::: DATA LINES

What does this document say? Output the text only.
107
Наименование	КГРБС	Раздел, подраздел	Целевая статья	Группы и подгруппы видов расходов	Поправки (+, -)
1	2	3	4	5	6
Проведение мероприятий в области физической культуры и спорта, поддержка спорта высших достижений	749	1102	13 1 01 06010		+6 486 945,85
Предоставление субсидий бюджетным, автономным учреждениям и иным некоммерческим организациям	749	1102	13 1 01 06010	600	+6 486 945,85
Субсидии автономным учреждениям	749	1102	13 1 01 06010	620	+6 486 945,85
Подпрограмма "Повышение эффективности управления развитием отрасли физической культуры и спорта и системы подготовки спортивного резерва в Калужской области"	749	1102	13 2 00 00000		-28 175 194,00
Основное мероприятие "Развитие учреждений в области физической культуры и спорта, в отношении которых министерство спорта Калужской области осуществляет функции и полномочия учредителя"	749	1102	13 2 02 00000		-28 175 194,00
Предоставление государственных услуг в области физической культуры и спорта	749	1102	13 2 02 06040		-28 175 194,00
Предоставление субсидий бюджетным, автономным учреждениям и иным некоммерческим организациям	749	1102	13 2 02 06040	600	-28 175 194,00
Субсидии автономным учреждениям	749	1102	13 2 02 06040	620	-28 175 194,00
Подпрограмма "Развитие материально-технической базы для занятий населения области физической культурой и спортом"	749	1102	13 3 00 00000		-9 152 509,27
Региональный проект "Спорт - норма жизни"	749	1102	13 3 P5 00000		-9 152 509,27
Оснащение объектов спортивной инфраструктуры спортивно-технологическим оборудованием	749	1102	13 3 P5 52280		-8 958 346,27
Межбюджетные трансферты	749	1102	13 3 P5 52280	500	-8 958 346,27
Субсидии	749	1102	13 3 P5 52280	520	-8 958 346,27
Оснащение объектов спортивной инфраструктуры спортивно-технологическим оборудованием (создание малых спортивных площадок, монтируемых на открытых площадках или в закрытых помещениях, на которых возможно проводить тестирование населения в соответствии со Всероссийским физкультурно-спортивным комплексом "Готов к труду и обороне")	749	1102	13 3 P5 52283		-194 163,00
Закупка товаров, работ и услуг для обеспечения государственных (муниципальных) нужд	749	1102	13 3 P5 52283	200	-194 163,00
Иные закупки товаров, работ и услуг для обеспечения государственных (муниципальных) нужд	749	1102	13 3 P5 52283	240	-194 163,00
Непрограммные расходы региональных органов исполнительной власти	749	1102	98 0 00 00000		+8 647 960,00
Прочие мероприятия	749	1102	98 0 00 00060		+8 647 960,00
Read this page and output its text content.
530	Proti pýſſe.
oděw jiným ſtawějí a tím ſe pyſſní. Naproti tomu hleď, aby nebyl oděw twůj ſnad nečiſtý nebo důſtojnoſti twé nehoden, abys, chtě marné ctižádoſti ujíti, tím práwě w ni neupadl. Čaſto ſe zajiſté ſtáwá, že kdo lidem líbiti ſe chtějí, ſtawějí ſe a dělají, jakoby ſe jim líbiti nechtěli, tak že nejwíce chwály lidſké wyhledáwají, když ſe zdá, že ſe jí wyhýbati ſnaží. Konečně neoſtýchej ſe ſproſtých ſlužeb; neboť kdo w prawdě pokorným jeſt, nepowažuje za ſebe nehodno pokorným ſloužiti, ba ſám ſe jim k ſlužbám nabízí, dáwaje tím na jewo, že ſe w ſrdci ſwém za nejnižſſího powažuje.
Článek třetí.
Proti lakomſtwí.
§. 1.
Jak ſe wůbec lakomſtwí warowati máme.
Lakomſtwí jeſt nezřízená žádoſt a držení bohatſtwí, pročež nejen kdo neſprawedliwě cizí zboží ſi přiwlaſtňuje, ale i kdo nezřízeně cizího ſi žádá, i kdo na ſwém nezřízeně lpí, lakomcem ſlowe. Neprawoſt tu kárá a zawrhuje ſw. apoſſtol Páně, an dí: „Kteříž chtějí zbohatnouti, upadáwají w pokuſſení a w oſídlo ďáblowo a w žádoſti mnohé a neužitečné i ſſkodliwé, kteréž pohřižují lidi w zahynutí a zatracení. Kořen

::::::

Output all of the data above without any alteration.

» **REPLY TO THE TASK**
What does this document say? Output the text only.
107
Наименование	КГРБС	Раздел, подраздел	Целевая статья	Группы и подгруппы видов расходов	Поправки (+, -)
1	2	3	4	5	6
Проведение мероприятий в области физической культуры и спорта, поддержка спорта высших достижений	749	1102	13 1 01 06010		+6 486 945,85
Предоставление субсидий бюджетным, автономным учреждениям и иным некоммерческим организациям	749	1102	13 1 01 06010	600	+6 486 945,85
Субсидии автономным учреждениям	749	1102	13 1 01 06010	620	+6 486 945,85
Подпрограмма "Повышение эффективности управления развитием отрасли физической культуры и спорта и системы подготовки спортивного резерва в Калужской области"	749	1102	13 2 00 00000		-28 175 194,00
Основное мероприятие "Развитие учреждений в области физической культуры и спорта, в отношении которых министерство спорта Калужской области осуществляет функции и полномочия учредителя"	749	1102	13 2 02 00000		-28 175 194,00
Предоставление государственных услуг в области физической культуры и спорта	749	1102	13 2 02 06040		-28 175 194,00
Предоставление субсидий бюджетным, автономным учреждениям и иным некоммерческим организациям	749	1102	13 2 02 06040	600	-28 175 194,00
Субсидии автономным учреждениям	749	1102	13 2 02 06040	620	-28 175 194,00
Подпрограмма "Развитие материально-технической базы для занятий населения области физической культурой и спортом"	749	1102	13 3 00 00000		-9 152 509,27
Региональный проект "Спорт - норма жизни"	749	1102	13 3 P5 00000		-9 152 509,27
Оснащение объектов спортивной инфраструктуры спортивно-технологическим оборудованием	749	1102	13 3 P5 52280		-8 958 346,27
Межбюджетные трансферты	749	1102	13 3 P5 52280	500	-8 958 346,27
Субсидии	749	1102	13 3 P5 52280	520	-8 958 346,27
Оснащение объектов спортивной инфраструктуры спортивно-технологическим оборудованием (создание малых спортивных площадок, монтируемых на открытых площадках или в закрытых помещениях, на которых возможно проводить тестирование населения в соответствии со Всероссийским физкультурно-спортивным комплексом "Готов к труду и обороне")	749	1102	13 3 P5 52283		-194 163,00
Закупка товаров, работ и услуг для обеспечения государственных (муниципальных) нужд	749	1102	13 3 P5 52283	200	-194 163,00
Иные закупки товаров, работ и услуг для обеспечения государственных (муниципальных) нужд	749	1102	13 3 P5 52283	240	-194 163,00
Непрограммные расходы региональных органов исполнительной власти	749	1102	98 0 00 00000		+8 647 960,00
Прочие мероприятия	749	1102	98 0 00 00060		+8 647 960,00
Read this page and output its text content.
530	Proti pýſſe.
oděw jiným ſtawějí a tím ſe pyſſní. Naproti tomu hleď, aby nebyl oděw twůj ſnad nečiſtý nebo důſtojnoſti twé nehoden, abys, chtě marné ctižádoſti ujíti, tím práwě w ni neupadl. Čaſto ſe zajiſté ſtáwá, že kdo lidem líbiti ſe chtějí, ſtawějí ſe a dělají, jakoby ſe jim líbiti nechtěli, tak že nejwíce chwály lidſké wyhledáwají, když ſe zdá, že ſe jí wyhýbati ſnaží. Konečně neoſtýchej ſe ſproſtých ſlužeb; neboť kdo w prawdě pokorným jeſt, nepowažuje za ſebe nehodno pokorným ſloužiti, ba ſám ſe jim k ſlužbám nabízí, dáwaje tím na jewo, že ſe w ſrdci ſwém za nejnižſſího powažuje.
Článek třetí.
Proti lakomſtwí.
§. 1.
Jak ſe wůbec lakomſtwí warowati máme.
Lakomſtwí jeſt nezřízená žádoſt a držení bohatſtwí, pročež nejen kdo neſprawedliwě cizí zboží ſi přiwlaſtňuje, ale i kdo nezřízeně cizího ſi žádá, i kdo na ſwém nezřízeně lpí, lakomcem ſlowe. Neprawoſt tu kárá a zawrhuje ſw. apoſſtol Páně, an dí: „Kteříž chtějí zbohatnouti, upadáwají w pokuſſení a w oſídlo ďáblowo a w žádoſti mnohé a neužitečné i ſſkodliwé, kteréž pohřižují lidi w zahynutí a zatracení. Kořen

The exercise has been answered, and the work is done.